WHAT THIS TASK INVOLVES: Output each line exactly as it appears, skipping any embedded picture.

(Stored data)
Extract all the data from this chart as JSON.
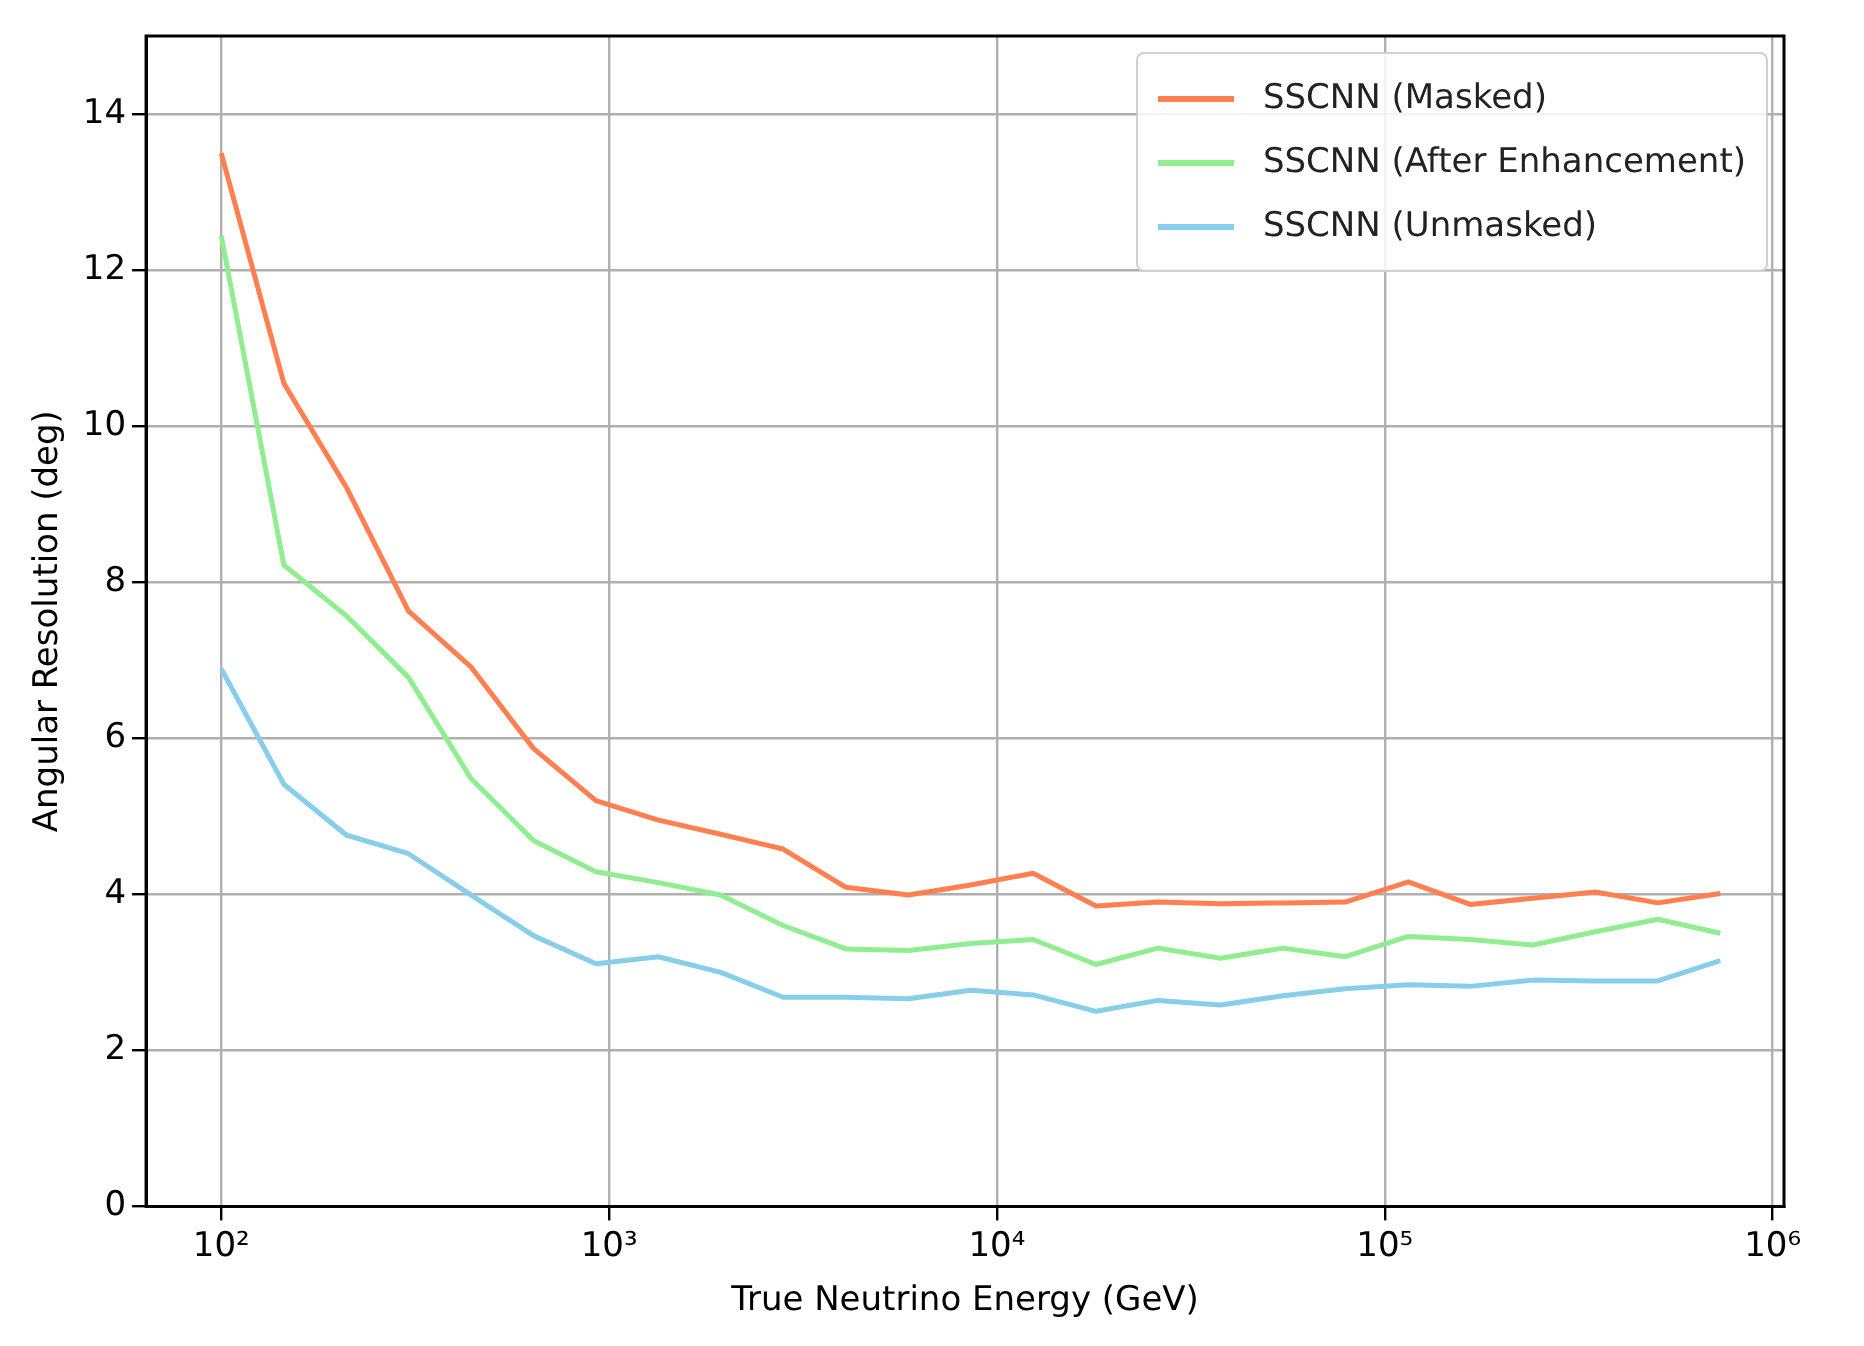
{
  "chart_data": {
    "type": "line",
    "xlabel": "True Neutrino Energy (GeV)",
    "ylabel": "Angular Resolution (deg)",
    "x": [
      100,
      145,
      210,
      304,
      441,
      638,
      925,
      1340,
      1940,
      2810,
      4080,
      5910,
      8560,
      12400,
      18000,
      26000,
      37700,
      54600,
      79100,
      115000,
      166000,
      241000,
      349000,
      506000,
      733000
    ],
    "series": [
      {
        "name": "SSCNN (Masked)",
        "color": "#ff7f50",
        "values": [
          13.5,
          10.55,
          9.22,
          7.63,
          6.91,
          5.87,
          5.2,
          4.95,
          4.77,
          4.58,
          4.09,
          3.99,
          4.12,
          4.27,
          3.85,
          3.9,
          3.88,
          3.89,
          3.9,
          4.16,
          3.87,
          3.95,
          4.03,
          3.89,
          4.01
        ]
      },
      {
        "name": "SSCNN (After Enhancement)",
        "color": "#90ee90",
        "values": [
          12.44,
          8.22,
          7.57,
          6.78,
          5.48,
          4.69,
          4.29,
          4.15,
          3.99,
          3.6,
          3.3,
          3.28,
          3.37,
          3.42,
          3.1,
          3.31,
          3.18,
          3.31,
          3.2,
          3.46,
          3.42,
          3.35,
          3.52,
          3.68,
          3.5
        ]
      },
      {
        "name": "SSCNN (Unmasked)",
        "color": "#87ceeb",
        "values": [
          6.89,
          5.41,
          4.76,
          4.52,
          3.99,
          3.47,
          3.11,
          3.2,
          3.0,
          2.68,
          2.68,
          2.66,
          2.77,
          2.71,
          2.5,
          2.64,
          2.58,
          2.7,
          2.79,
          2.84,
          2.82,
          2.9,
          2.89,
          2.89,
          3.15
        ]
      }
    ],
    "log": "x",
    "xlim": [
      64,
      1070000
    ],
    "xticks": [
      {
        "value": 100,
        "label": "10²"
      },
      {
        "value": 1000,
        "label": "10³"
      },
      {
        "value": 10000,
        "label": "10⁴"
      },
      {
        "value": 100000,
        "label": "10⁵"
      },
      {
        "value": 1000000,
        "label": "10⁶"
      }
    ],
    "ylim": [
      0,
      15
    ],
    "yticks": [
      0,
      2,
      4,
      6,
      8,
      10,
      12,
      14
    ],
    "grid": true,
    "legend": "top right",
    "marker": "none",
    "line_style": "solid"
  }
}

RESPONSE TO THIS TASK:
Extract all the data from this chart as JSON.
{
  "chart_data": {
    "type": "line",
    "xlabel": "True Neutrino Energy (GeV)",
    "ylabel": "Angular Resolution (deg)",
    "x": [
      100,
      145,
      210,
      304,
      441,
      638,
      925,
      1340,
      1940,
      2810,
      4080,
      5910,
      8560,
      12400,
      18000,
      26000,
      37700,
      54600,
      79100,
      115000,
      166000,
      241000,
      349000,
      506000,
      733000
    ],
    "series": [
      {
        "name": "SSCNN (Masked)",
        "color": "#ff7f50",
        "values": [
          13.5,
          10.55,
          9.22,
          7.63,
          6.91,
          5.87,
          5.2,
          4.95,
          4.77,
          4.58,
          4.09,
          3.99,
          4.12,
          4.27,
          3.85,
          3.9,
          3.88,
          3.89,
          3.9,
          4.16,
          3.87,
          3.95,
          4.03,
          3.89,
          4.01
        ]
      },
      {
        "name": "SSCNN (After Enhancement)",
        "color": "#90ee90",
        "values": [
          12.44,
          8.22,
          7.57,
          6.78,
          5.48,
          4.69,
          4.29,
          4.15,
          3.99,
          3.6,
          3.3,
          3.28,
          3.37,
          3.42,
          3.1,
          3.31,
          3.18,
          3.31,
          3.2,
          3.46,
          3.42,
          3.35,
          3.52,
          3.68,
          3.5
        ]
      },
      {
        "name": "SSCNN (Unmasked)",
        "color": "#87ceeb",
        "values": [
          6.89,
          5.41,
          4.76,
          4.52,
          3.99,
          3.47,
          3.11,
          3.2,
          3.0,
          2.68,
          2.68,
          2.66,
          2.77,
          2.71,
          2.5,
          2.64,
          2.58,
          2.7,
          2.79,
          2.84,
          2.82,
          2.9,
          2.89,
          2.89,
          3.15
        ]
      }
    ],
    "log": "x",
    "xlim": [
      64,
      1070000
    ],
    "xticks": [
      {
        "value": 100,
        "label": "10²"
      },
      {
        "value": 1000,
        "label": "10³"
      },
      {
        "value": 10000,
        "label": "10⁴"
      },
      {
        "value": 100000,
        "label": "10⁵"
      },
      {
        "value": 1000000,
        "label": "10⁶"
      }
    ],
    "ylim": [
      0,
      15
    ],
    "yticks": [
      0,
      2,
      4,
      6,
      8,
      10,
      12,
      14
    ],
    "grid": true,
    "legend": "top right",
    "marker": "none",
    "line_style": "solid"
  }
}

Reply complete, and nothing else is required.